[Lines of data]
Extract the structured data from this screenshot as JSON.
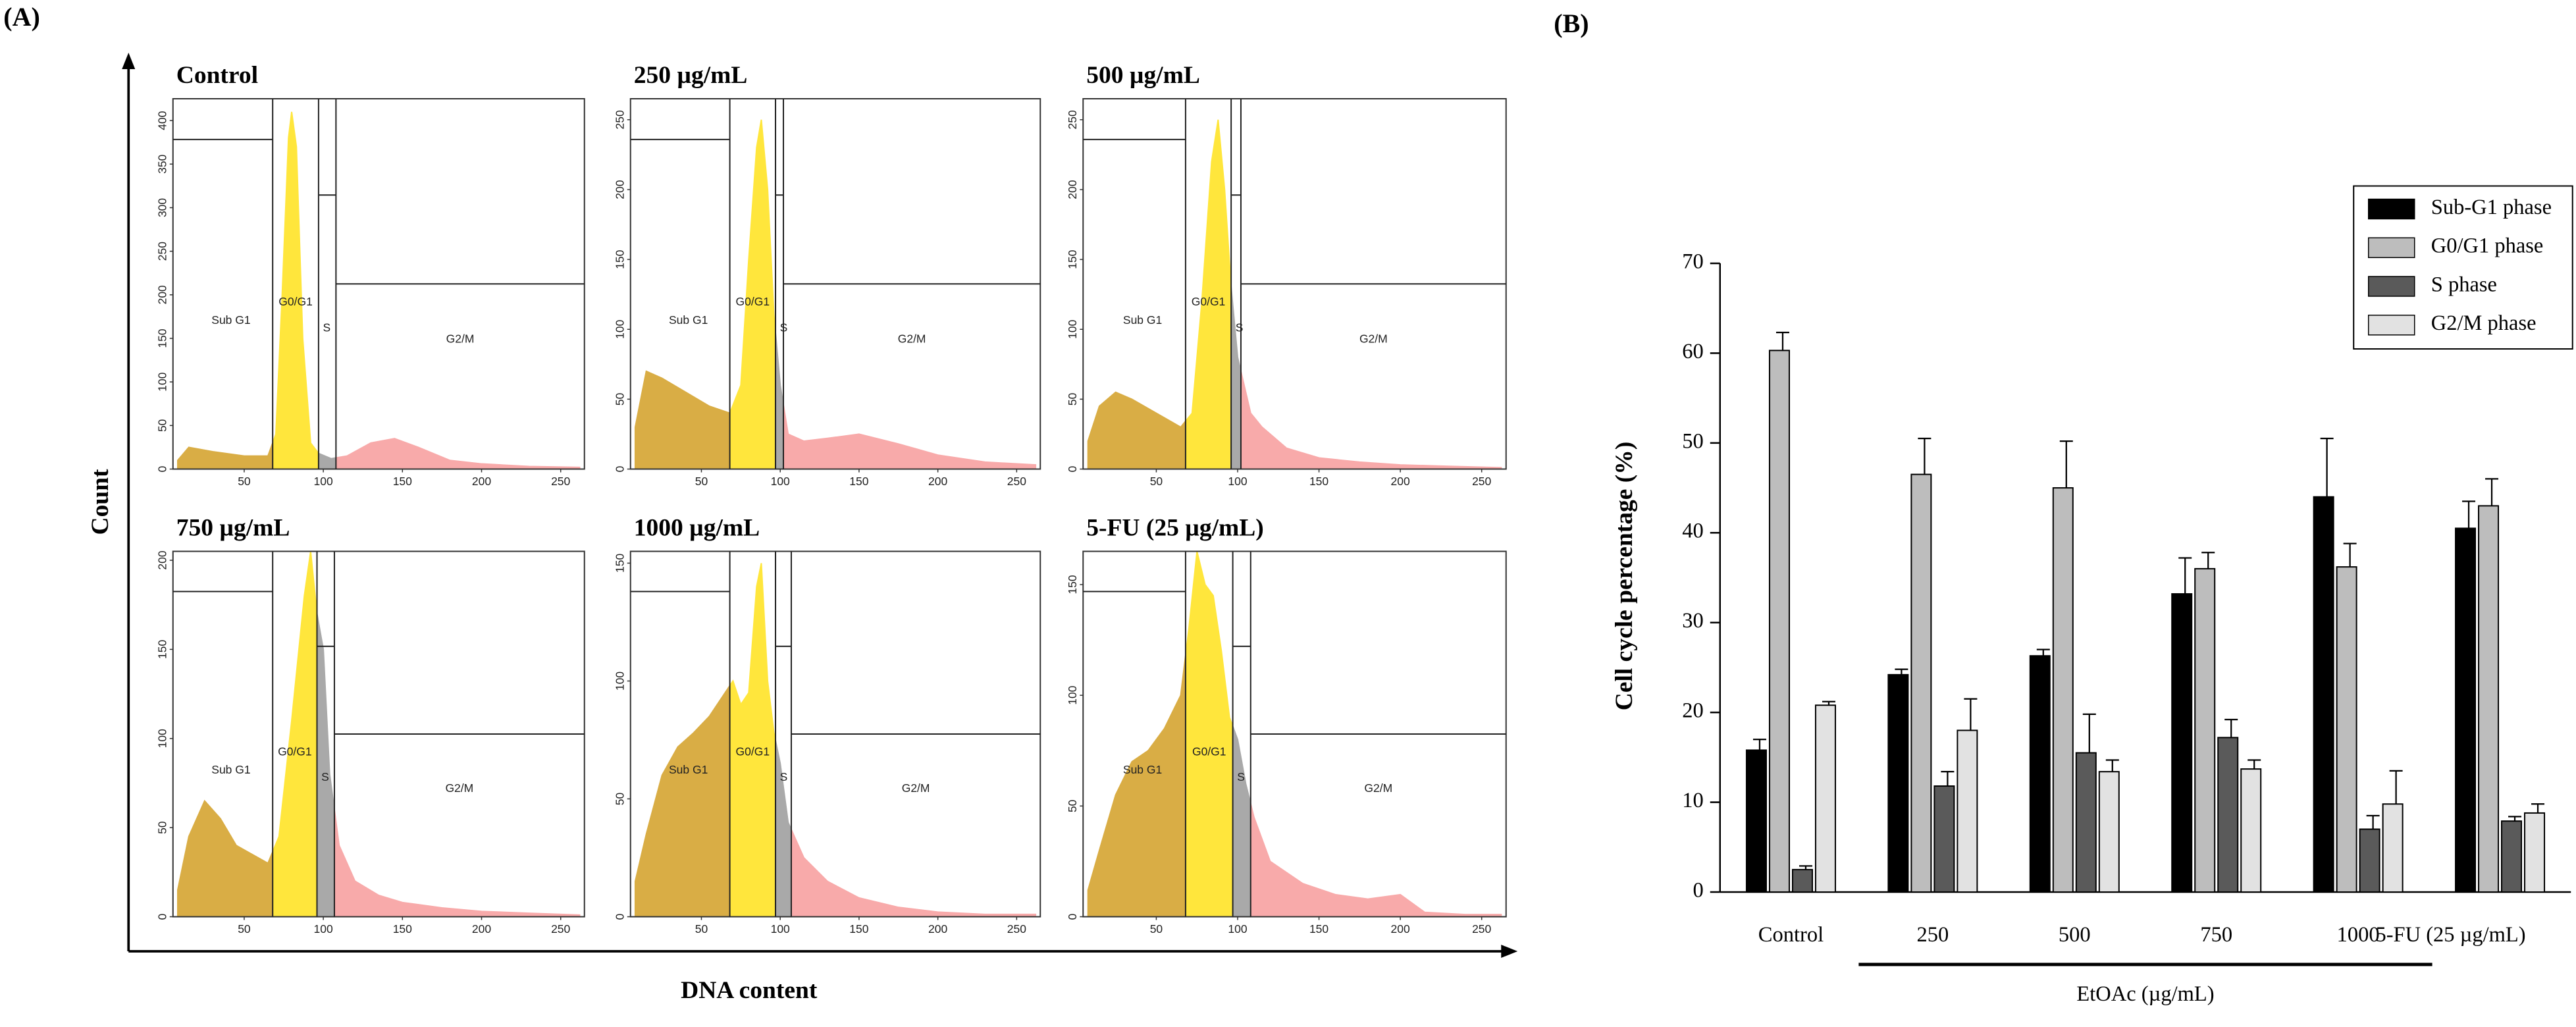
{
  "panel_labels": [
    "(A)",
    "(B)"
  ],
  "x_label": "DNA content",
  "y_label": "Count",
  "gate_labels": [
    "Sub G1",
    "G0/G1",
    "S",
    "G2/M"
  ],
  "region_colors": [
    "#d9ad45",
    "#ffe63c",
    "#a9a9a9",
    "#f8aaaa"
  ],
  "chart_data": [
    {
      "type": "flow-histogram",
      "title": "Control",
      "xlim": [
        5,
        265
      ],
      "ylim": [
        0,
        425
      ],
      "xticks": [
        50,
        100,
        150,
        200,
        250
      ],
      "yticks": [
        0,
        50,
        100,
        150,
        200,
        250,
        300,
        350,
        400
      ],
      "gates": [
        68,
        97,
        108
      ],
      "x": [
        8,
        15,
        30,
        50,
        65,
        70,
        74,
        78,
        80,
        83,
        87,
        92,
        97,
        105,
        115,
        130,
        145,
        160,
        180,
        200,
        230,
        262
      ],
      "values": [
        10,
        25,
        20,
        15,
        15,
        40,
        200,
        380,
        410,
        370,
        150,
        30,
        18,
        12,
        15,
        30,
        35,
        25,
        10,
        6,
        3,
        2
      ]
    },
    {
      "type": "flow-histogram",
      "title": "250 µg/mL",
      "xlim": [
        5,
        265
      ],
      "ylim": [
        0,
        265
      ],
      "xticks": [
        50,
        100,
        150,
        200,
        250
      ],
      "yticks": [
        0,
        50,
        100,
        150,
        200,
        250
      ],
      "gates": [
        68,
        97,
        102
      ],
      "x": [
        8,
        15,
        25,
        40,
        55,
        68,
        75,
        80,
        85,
        88,
        92,
        96,
        100,
        105,
        115,
        130,
        150,
        175,
        200,
        230,
        262
      ],
      "values": [
        30,
        70,
        65,
        55,
        45,
        40,
        60,
        150,
        230,
        250,
        200,
        110,
        60,
        25,
        20,
        22,
        25,
        18,
        10,
        5,
        3
      ]
    },
    {
      "type": "flow-histogram",
      "title": "500 µg/mL",
      "xlim": [
        5,
        265
      ],
      "ylim": [
        0,
        265
      ],
      "xticks": [
        50,
        100,
        150,
        200,
        250
      ],
      "yticks": [
        0,
        50,
        100,
        150,
        200,
        250
      ],
      "gates": [
        68,
        96,
        102
      ],
      "x": [
        8,
        15,
        25,
        35,
        50,
        65,
        72,
        78,
        84,
        88,
        92,
        96,
        100,
        108,
        115,
        130,
        150,
        175,
        200,
        230,
        262
      ],
      "values": [
        20,
        45,
        55,
        50,
        40,
        30,
        40,
        120,
        220,
        250,
        200,
        130,
        80,
        40,
        30,
        15,
        8,
        5,
        3,
        2,
        1
      ]
    },
    {
      "type": "flow-histogram",
      "title": "750 µg/mL",
      "xlim": [
        5,
        265
      ],
      "ylim": [
        0,
        205
      ],
      "xticks": [
        50,
        100,
        150,
        200,
        250
      ],
      "yticks": [
        0,
        50,
        100,
        150,
        200
      ],
      "gates": [
        68,
        96,
        107
      ],
      "x": [
        8,
        15,
        25,
        35,
        45,
        55,
        65,
        72,
        80,
        88,
        92,
        96,
        100,
        104,
        110,
        120,
        135,
        150,
        175,
        200,
        230,
        262
      ],
      "values": [
        15,
        45,
        65,
        55,
        40,
        35,
        30,
        45,
        110,
        180,
        205,
        170,
        150,
        80,
        40,
        20,
        12,
        8,
        5,
        3,
        2,
        1
      ]
    },
    {
      "type": "flow-histogram",
      "title": "1000 µg/mL",
      "xlim": [
        5,
        265
      ],
      "ylim": [
        0,
        155
      ],
      "xticks": [
        50,
        100,
        150,
        200,
        250
      ],
      "yticks": [
        0,
        50,
        100,
        150
      ],
      "gates": [
        68,
        97,
        107
      ],
      "x": [
        8,
        15,
        25,
        35,
        45,
        55,
        65,
        70,
        75,
        80,
        85,
        88,
        92,
        96,
        100,
        105,
        115,
        130,
        150,
        175,
        200,
        230,
        262
      ],
      "values": [
        15,
        35,
        60,
        72,
        78,
        85,
        95,
        100,
        90,
        95,
        140,
        150,
        100,
        78,
        65,
        40,
        25,
        15,
        8,
        4,
        2,
        1,
        1
      ]
    },
    {
      "type": "flow-histogram",
      "title": "5-FU (25 µg/mL)",
      "xlim": [
        5,
        265
      ],
      "ylim": [
        0,
        165
      ],
      "xticks": [
        50,
        100,
        150,
        200,
        250
      ],
      "yticks": [
        0,
        50,
        100,
        150
      ],
      "gates": [
        68,
        97,
        108
      ],
      "x": [
        8,
        15,
        25,
        35,
        45,
        55,
        65,
        70,
        75,
        80,
        85,
        90,
        95,
        100,
        105,
        110,
        120,
        140,
        160,
        180,
        200,
        215,
        240,
        262
      ],
      "values": [
        12,
        30,
        55,
        70,
        75,
        85,
        100,
        130,
        165,
        150,
        145,
        120,
        90,
        80,
        60,
        45,
        25,
        15,
        10,
        8,
        10,
        2,
        1,
        1
      ]
    },
    {
      "type": "grouped-bar",
      "y_label": "Cell cycle percentage (%)",
      "group_label": "EtOAc (µg/mL)",
      "categories": [
        "Control",
        "250",
        "500",
        "750",
        "1000",
        "5-FU (25 µg/mL)"
      ],
      "ylim": [
        0,
        70
      ],
      "yticks": [
        0,
        10,
        20,
        30,
        40,
        50,
        60,
        70
      ],
      "legend": "top-right",
      "series": [
        {
          "name": "Sub-G1 phase",
          "color": "#000000",
          "values": [
            15.8,
            24.2,
            26.3,
            33.2,
            44,
            40.5
          ],
          "errors": [
            1.2,
            0.6,
            0.7,
            4,
            6.5,
            3
          ]
        },
        {
          "name": "G0/G1 phase",
          "color": "#bdbdbd",
          "values": [
            60.3,
            46.5,
            45,
            36,
            36.2,
            43
          ],
          "errors": [
            2,
            4,
            5.2,
            1.8,
            2.6,
            3
          ]
        },
        {
          "name": "S phase",
          "color": "#5a5a5a",
          "values": [
            2.5,
            11.8,
            15.5,
            17.2,
            7,
            7.9
          ],
          "errors": [
            0.4,
            1.6,
            4.3,
            2,
            1.5,
            0.5
          ]
        },
        {
          "name": "G2/M phase",
          "color": "#e2e2e2",
          "values": [
            20.8,
            18,
            13.4,
            13.7,
            9.8,
            8.8
          ],
          "errors": [
            0.4,
            3.5,
            1.3,
            1,
            3.7,
            1
          ]
        }
      ]
    }
  ]
}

Directions: Quote the entries above word for word. Leave the images out.

Answer to the task:
Extract the structured data from this screenshot as JSON.
{
  "panel_labels": [
    "(A)",
    "(B)"
  ],
  "x_label": "DNA content",
  "y_label": "Count",
  "gate_labels": [
    "Sub G1",
    "G0/G1",
    "S",
    "G2/M"
  ],
  "region_colors": [
    "#d9ad45",
    "#ffe63c",
    "#a9a9a9",
    "#f8aaaa"
  ],
  "chart_data": [
    {
      "type": "flow-histogram",
      "title": "Control",
      "xlim": [
        5,
        265
      ],
      "ylim": [
        0,
        425
      ],
      "xticks": [
        50,
        100,
        150,
        200,
        250
      ],
      "yticks": [
        0,
        50,
        100,
        150,
        200,
        250,
        300,
        350,
        400
      ],
      "gates": [
        68,
        97,
        108
      ],
      "x": [
        8,
        15,
        30,
        50,
        65,
        70,
        74,
        78,
        80,
        83,
        87,
        92,
        97,
        105,
        115,
        130,
        145,
        160,
        180,
        200,
        230,
        262
      ],
      "values": [
        10,
        25,
        20,
        15,
        15,
        40,
        200,
        380,
        410,
        370,
        150,
        30,
        18,
        12,
        15,
        30,
        35,
        25,
        10,
        6,
        3,
        2
      ]
    },
    {
      "type": "flow-histogram",
      "title": "250 µg/mL",
      "xlim": [
        5,
        265
      ],
      "ylim": [
        0,
        265
      ],
      "xticks": [
        50,
        100,
        150,
        200,
        250
      ],
      "yticks": [
        0,
        50,
        100,
        150,
        200,
        250
      ],
      "gates": [
        68,
        97,
        102
      ],
      "x": [
        8,
        15,
        25,
        40,
        55,
        68,
        75,
        80,
        85,
        88,
        92,
        96,
        100,
        105,
        115,
        130,
        150,
        175,
        200,
        230,
        262
      ],
      "values": [
        30,
        70,
        65,
        55,
        45,
        40,
        60,
        150,
        230,
        250,
        200,
        110,
        60,
        25,
        20,
        22,
        25,
        18,
        10,
        5,
        3
      ]
    },
    {
      "type": "flow-histogram",
      "title": "500 µg/mL",
      "xlim": [
        5,
        265
      ],
      "ylim": [
        0,
        265
      ],
      "xticks": [
        50,
        100,
        150,
        200,
        250
      ],
      "yticks": [
        0,
        50,
        100,
        150,
        200,
        250
      ],
      "gates": [
        68,
        96,
        102
      ],
      "x": [
        8,
        15,
        25,
        35,
        50,
        65,
        72,
        78,
        84,
        88,
        92,
        96,
        100,
        108,
        115,
        130,
        150,
        175,
        200,
        230,
        262
      ],
      "values": [
        20,
        45,
        55,
        50,
        40,
        30,
        40,
        120,
        220,
        250,
        200,
        130,
        80,
        40,
        30,
        15,
        8,
        5,
        3,
        2,
        1
      ]
    },
    {
      "type": "flow-histogram",
      "title": "750 µg/mL",
      "xlim": [
        5,
        265
      ],
      "ylim": [
        0,
        205
      ],
      "xticks": [
        50,
        100,
        150,
        200,
        250
      ],
      "yticks": [
        0,
        50,
        100,
        150,
        200
      ],
      "gates": [
        68,
        96,
        107
      ],
      "x": [
        8,
        15,
        25,
        35,
        45,
        55,
        65,
        72,
        80,
        88,
        92,
        96,
        100,
        104,
        110,
        120,
        135,
        150,
        175,
        200,
        230,
        262
      ],
      "values": [
        15,
        45,
        65,
        55,
        40,
        35,
        30,
        45,
        110,
        180,
        205,
        170,
        150,
        80,
        40,
        20,
        12,
        8,
        5,
        3,
        2,
        1
      ]
    },
    {
      "type": "flow-histogram",
      "title": "1000 µg/mL",
      "xlim": [
        5,
        265
      ],
      "ylim": [
        0,
        155
      ],
      "xticks": [
        50,
        100,
        150,
        200,
        250
      ],
      "yticks": [
        0,
        50,
        100,
        150
      ],
      "gates": [
        68,
        97,
        107
      ],
      "x": [
        8,
        15,
        25,
        35,
        45,
        55,
        65,
        70,
        75,
        80,
        85,
        88,
        92,
        96,
        100,
        105,
        115,
        130,
        150,
        175,
        200,
        230,
        262
      ],
      "values": [
        15,
        35,
        60,
        72,
        78,
        85,
        95,
        100,
        90,
        95,
        140,
        150,
        100,
        78,
        65,
        40,
        25,
        15,
        8,
        4,
        2,
        1,
        1
      ]
    },
    {
      "type": "flow-histogram",
      "title": "5-FU (25 µg/mL)",
      "xlim": [
        5,
        265
      ],
      "ylim": [
        0,
        165
      ],
      "xticks": [
        50,
        100,
        150,
        200,
        250
      ],
      "yticks": [
        0,
        50,
        100,
        150
      ],
      "gates": [
        68,
        97,
        108
      ],
      "x": [
        8,
        15,
        25,
        35,
        45,
        55,
        65,
        70,
        75,
        80,
        85,
        90,
        95,
        100,
        105,
        110,
        120,
        140,
        160,
        180,
        200,
        215,
        240,
        262
      ],
      "values": [
        12,
        30,
        55,
        70,
        75,
        85,
        100,
        130,
        165,
        150,
        145,
        120,
        90,
        80,
        60,
        45,
        25,
        15,
        10,
        8,
        10,
        2,
        1,
        1
      ]
    },
    {
      "type": "grouped-bar",
      "y_label": "Cell cycle percentage (%)",
      "group_label": "EtOAc (µg/mL)",
      "categories": [
        "Control",
        "250",
        "500",
        "750",
        "1000",
        "5-FU (25 µg/mL)"
      ],
      "ylim": [
        0,
        70
      ],
      "yticks": [
        0,
        10,
        20,
        30,
        40,
        50,
        60,
        70
      ],
      "legend": "top-right",
      "series": [
        {
          "name": "Sub-G1 phase",
          "color": "#000000",
          "values": [
            15.8,
            24.2,
            26.3,
            33.2,
            44,
            40.5
          ],
          "errors": [
            1.2,
            0.6,
            0.7,
            4,
            6.5,
            3
          ]
        },
        {
          "name": "G0/G1 phase",
          "color": "#bdbdbd",
          "values": [
            60.3,
            46.5,
            45,
            36,
            36.2,
            43
          ],
          "errors": [
            2,
            4,
            5.2,
            1.8,
            2.6,
            3
          ]
        },
        {
          "name": "S phase",
          "color": "#5a5a5a",
          "values": [
            2.5,
            11.8,
            15.5,
            17.2,
            7,
            7.9
          ],
          "errors": [
            0.4,
            1.6,
            4.3,
            2,
            1.5,
            0.5
          ]
        },
        {
          "name": "G2/M phase",
          "color": "#e2e2e2",
          "values": [
            20.8,
            18,
            13.4,
            13.7,
            9.8,
            8.8
          ],
          "errors": [
            0.4,
            3.5,
            1.3,
            1,
            3.7,
            1
          ]
        }
      ]
    }
  ]
}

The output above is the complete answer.